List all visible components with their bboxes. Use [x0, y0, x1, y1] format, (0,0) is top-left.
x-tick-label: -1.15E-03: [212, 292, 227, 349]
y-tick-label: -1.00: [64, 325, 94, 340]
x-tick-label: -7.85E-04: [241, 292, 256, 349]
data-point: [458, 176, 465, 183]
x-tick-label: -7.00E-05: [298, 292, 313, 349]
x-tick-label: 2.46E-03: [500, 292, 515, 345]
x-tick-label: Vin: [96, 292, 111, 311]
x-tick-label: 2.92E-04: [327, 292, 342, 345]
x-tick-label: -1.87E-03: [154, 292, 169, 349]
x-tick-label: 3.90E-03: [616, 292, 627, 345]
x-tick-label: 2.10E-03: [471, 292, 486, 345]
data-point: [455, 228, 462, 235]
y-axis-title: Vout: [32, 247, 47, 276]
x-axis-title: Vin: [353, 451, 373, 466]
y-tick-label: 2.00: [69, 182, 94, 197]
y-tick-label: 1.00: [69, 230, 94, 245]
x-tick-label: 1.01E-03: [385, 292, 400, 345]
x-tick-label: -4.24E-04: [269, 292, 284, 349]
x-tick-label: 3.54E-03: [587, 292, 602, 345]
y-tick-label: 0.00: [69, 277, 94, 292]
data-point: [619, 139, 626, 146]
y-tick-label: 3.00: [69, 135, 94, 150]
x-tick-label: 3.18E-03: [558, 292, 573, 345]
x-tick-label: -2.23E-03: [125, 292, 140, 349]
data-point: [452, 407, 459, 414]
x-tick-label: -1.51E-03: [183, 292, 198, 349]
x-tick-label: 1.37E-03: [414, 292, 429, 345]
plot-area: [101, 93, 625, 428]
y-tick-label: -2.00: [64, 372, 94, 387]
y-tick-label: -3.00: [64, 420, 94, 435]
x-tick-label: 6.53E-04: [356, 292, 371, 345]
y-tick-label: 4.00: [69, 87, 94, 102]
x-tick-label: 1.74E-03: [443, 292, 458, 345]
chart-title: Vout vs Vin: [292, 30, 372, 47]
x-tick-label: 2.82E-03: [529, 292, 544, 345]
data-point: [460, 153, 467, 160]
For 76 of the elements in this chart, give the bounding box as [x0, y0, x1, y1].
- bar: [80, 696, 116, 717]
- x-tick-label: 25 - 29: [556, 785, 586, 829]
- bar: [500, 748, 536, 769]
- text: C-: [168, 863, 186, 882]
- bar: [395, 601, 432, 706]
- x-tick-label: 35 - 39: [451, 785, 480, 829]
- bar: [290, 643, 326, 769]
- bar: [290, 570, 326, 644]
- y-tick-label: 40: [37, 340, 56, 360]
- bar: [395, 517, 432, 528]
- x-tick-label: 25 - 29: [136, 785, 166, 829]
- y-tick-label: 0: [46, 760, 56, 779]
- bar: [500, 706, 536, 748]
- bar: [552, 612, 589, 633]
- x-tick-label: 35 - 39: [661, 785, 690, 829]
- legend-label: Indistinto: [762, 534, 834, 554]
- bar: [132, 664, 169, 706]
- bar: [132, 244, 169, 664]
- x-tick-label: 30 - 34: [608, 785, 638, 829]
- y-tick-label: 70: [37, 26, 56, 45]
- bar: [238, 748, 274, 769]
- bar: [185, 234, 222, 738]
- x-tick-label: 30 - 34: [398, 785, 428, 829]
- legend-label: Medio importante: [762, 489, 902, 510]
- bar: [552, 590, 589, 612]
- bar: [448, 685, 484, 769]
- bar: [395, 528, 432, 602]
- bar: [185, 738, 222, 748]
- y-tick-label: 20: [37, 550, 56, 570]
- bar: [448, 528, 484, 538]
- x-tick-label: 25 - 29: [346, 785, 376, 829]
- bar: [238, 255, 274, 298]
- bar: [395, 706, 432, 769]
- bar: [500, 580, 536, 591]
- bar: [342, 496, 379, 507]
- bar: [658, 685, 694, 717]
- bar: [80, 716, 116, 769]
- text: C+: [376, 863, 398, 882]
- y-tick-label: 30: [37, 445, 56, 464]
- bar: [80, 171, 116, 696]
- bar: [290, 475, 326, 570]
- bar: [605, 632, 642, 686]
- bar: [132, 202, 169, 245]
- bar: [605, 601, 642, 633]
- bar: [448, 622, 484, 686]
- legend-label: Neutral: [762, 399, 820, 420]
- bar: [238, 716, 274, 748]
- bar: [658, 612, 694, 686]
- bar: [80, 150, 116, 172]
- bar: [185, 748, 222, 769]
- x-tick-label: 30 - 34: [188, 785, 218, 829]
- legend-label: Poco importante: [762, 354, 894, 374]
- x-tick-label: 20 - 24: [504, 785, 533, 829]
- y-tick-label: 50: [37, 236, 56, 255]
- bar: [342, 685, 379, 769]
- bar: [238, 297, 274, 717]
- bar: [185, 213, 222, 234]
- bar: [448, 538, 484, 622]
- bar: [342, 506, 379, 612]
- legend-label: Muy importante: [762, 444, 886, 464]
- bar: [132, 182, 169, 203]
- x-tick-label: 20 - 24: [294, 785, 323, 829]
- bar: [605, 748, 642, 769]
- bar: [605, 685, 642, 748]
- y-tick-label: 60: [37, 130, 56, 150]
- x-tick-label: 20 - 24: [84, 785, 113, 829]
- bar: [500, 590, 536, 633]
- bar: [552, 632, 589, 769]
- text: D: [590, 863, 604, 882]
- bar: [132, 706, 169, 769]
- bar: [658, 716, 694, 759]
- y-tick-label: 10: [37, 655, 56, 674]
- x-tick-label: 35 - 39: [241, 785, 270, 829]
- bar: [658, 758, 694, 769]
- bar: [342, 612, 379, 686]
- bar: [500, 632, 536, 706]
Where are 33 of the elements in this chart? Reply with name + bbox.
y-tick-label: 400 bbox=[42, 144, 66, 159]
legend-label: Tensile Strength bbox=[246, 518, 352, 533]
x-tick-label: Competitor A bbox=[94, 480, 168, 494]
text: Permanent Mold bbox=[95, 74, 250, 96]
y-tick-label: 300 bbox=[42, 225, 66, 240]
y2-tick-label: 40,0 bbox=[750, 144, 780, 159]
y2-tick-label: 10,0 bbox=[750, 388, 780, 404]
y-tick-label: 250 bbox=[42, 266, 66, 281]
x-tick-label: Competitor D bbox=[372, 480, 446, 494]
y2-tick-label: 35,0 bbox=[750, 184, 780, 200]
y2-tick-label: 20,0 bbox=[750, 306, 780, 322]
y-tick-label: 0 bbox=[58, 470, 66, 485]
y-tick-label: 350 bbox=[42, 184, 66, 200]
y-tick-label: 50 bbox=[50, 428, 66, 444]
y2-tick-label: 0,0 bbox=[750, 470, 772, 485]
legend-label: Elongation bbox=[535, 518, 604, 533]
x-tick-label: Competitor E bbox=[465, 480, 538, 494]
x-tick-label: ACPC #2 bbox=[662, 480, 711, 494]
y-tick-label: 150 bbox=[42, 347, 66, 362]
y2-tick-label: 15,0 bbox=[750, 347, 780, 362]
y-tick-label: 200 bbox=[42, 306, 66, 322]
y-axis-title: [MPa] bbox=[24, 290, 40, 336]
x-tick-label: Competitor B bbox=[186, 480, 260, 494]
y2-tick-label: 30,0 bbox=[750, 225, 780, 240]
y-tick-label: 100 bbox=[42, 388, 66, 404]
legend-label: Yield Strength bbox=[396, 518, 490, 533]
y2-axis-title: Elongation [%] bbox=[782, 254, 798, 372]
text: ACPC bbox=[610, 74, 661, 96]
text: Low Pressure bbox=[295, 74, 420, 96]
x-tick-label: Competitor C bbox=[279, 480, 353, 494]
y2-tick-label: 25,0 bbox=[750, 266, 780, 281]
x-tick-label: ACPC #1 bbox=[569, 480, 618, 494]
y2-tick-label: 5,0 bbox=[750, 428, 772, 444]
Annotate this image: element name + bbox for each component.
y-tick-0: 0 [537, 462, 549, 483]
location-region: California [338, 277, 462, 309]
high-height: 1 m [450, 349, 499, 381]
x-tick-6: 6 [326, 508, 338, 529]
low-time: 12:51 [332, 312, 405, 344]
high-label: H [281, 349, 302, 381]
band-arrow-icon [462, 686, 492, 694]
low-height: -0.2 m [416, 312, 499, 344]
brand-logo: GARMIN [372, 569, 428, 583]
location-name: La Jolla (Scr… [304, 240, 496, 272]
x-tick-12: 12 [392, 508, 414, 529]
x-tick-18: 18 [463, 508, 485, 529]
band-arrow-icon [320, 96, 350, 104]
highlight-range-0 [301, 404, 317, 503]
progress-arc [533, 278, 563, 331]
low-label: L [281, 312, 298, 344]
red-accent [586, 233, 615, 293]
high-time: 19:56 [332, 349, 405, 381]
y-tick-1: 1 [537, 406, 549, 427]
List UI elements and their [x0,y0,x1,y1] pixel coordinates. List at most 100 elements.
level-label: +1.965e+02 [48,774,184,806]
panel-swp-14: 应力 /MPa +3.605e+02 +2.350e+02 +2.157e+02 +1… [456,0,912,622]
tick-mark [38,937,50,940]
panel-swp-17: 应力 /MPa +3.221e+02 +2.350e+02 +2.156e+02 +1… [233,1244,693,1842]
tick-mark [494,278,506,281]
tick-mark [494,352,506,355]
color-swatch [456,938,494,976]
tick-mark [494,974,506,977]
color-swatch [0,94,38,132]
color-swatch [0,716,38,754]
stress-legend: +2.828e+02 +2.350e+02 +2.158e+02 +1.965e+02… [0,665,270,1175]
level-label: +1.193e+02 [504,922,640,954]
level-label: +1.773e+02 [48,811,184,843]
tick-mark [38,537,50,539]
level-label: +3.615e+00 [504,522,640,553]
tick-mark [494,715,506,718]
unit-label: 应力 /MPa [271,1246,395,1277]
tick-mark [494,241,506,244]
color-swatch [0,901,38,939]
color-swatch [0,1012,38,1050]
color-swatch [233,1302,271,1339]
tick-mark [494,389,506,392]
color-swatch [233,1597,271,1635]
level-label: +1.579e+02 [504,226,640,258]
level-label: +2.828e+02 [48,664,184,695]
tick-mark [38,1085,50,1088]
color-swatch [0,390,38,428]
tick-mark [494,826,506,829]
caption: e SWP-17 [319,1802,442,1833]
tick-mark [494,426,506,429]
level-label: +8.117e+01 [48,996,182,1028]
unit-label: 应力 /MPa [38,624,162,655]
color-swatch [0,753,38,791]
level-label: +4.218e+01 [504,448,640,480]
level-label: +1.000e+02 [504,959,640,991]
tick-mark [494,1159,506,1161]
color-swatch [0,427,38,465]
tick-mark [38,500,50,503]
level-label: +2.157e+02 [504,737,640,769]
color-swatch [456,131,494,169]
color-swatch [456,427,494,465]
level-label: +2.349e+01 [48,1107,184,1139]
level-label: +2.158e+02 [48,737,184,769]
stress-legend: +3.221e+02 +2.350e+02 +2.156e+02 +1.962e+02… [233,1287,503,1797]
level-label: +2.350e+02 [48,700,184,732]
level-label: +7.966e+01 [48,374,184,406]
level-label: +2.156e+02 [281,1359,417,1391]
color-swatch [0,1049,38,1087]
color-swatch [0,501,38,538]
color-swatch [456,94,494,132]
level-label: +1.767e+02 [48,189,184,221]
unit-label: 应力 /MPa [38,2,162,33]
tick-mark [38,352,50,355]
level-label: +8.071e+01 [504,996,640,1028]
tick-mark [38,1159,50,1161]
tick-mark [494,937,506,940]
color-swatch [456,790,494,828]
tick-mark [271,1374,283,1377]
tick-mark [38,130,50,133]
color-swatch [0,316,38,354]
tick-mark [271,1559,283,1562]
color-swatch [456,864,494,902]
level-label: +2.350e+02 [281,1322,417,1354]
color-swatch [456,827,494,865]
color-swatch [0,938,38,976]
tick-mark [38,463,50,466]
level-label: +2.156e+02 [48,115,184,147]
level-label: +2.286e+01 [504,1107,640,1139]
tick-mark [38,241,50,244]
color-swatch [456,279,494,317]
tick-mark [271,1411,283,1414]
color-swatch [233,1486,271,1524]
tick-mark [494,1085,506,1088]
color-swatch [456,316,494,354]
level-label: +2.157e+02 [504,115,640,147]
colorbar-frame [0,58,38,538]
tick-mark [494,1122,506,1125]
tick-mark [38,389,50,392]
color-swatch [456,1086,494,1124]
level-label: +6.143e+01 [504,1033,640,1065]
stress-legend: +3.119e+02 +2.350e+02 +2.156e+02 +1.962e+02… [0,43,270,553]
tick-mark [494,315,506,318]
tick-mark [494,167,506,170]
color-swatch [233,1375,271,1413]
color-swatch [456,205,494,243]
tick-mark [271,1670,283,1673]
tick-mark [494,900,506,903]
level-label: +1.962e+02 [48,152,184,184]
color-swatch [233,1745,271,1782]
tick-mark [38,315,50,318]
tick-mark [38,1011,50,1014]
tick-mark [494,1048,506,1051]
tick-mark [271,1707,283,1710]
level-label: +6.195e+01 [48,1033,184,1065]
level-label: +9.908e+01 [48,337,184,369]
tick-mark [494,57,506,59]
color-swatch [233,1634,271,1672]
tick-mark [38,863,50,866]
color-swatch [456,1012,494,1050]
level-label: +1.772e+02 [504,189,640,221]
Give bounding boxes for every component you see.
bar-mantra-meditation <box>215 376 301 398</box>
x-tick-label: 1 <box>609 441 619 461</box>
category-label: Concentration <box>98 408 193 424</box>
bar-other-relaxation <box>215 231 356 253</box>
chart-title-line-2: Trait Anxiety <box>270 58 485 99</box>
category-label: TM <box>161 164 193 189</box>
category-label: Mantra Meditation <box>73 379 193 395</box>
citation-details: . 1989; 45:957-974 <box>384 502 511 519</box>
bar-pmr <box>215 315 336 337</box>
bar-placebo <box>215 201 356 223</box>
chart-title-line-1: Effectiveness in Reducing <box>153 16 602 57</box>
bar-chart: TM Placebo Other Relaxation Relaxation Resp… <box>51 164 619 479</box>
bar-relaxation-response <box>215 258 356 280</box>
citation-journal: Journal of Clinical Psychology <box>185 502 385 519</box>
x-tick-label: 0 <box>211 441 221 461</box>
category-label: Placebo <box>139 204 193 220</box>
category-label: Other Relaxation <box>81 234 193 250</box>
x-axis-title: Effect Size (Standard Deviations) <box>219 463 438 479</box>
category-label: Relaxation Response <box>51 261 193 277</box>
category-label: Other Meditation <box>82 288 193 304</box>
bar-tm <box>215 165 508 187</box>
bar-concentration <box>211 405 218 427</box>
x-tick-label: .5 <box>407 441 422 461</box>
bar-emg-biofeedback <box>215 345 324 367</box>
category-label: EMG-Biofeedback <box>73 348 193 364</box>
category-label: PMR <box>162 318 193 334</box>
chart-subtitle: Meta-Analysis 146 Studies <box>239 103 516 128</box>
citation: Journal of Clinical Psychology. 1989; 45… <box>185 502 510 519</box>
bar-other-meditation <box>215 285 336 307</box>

> [PROMPT] Can you update the records from the first line up to and including the line with "data-point: [458, 176, 465, 183]", replacing "top-left" with "upper-left" and leaving everything else unchanged, and return only those lines?

> [TASK SOLUTION]
List all visible components with their bboxes. Use [x0, y0, x1, y1] format, (0,0) is upper-left.
x-tick-label: -1.15E-03: [212, 292, 227, 349]
y-tick-label: -1.00: [64, 325, 94, 340]
x-tick-label: -7.85E-04: [241, 292, 256, 349]
data-point: [458, 176, 465, 183]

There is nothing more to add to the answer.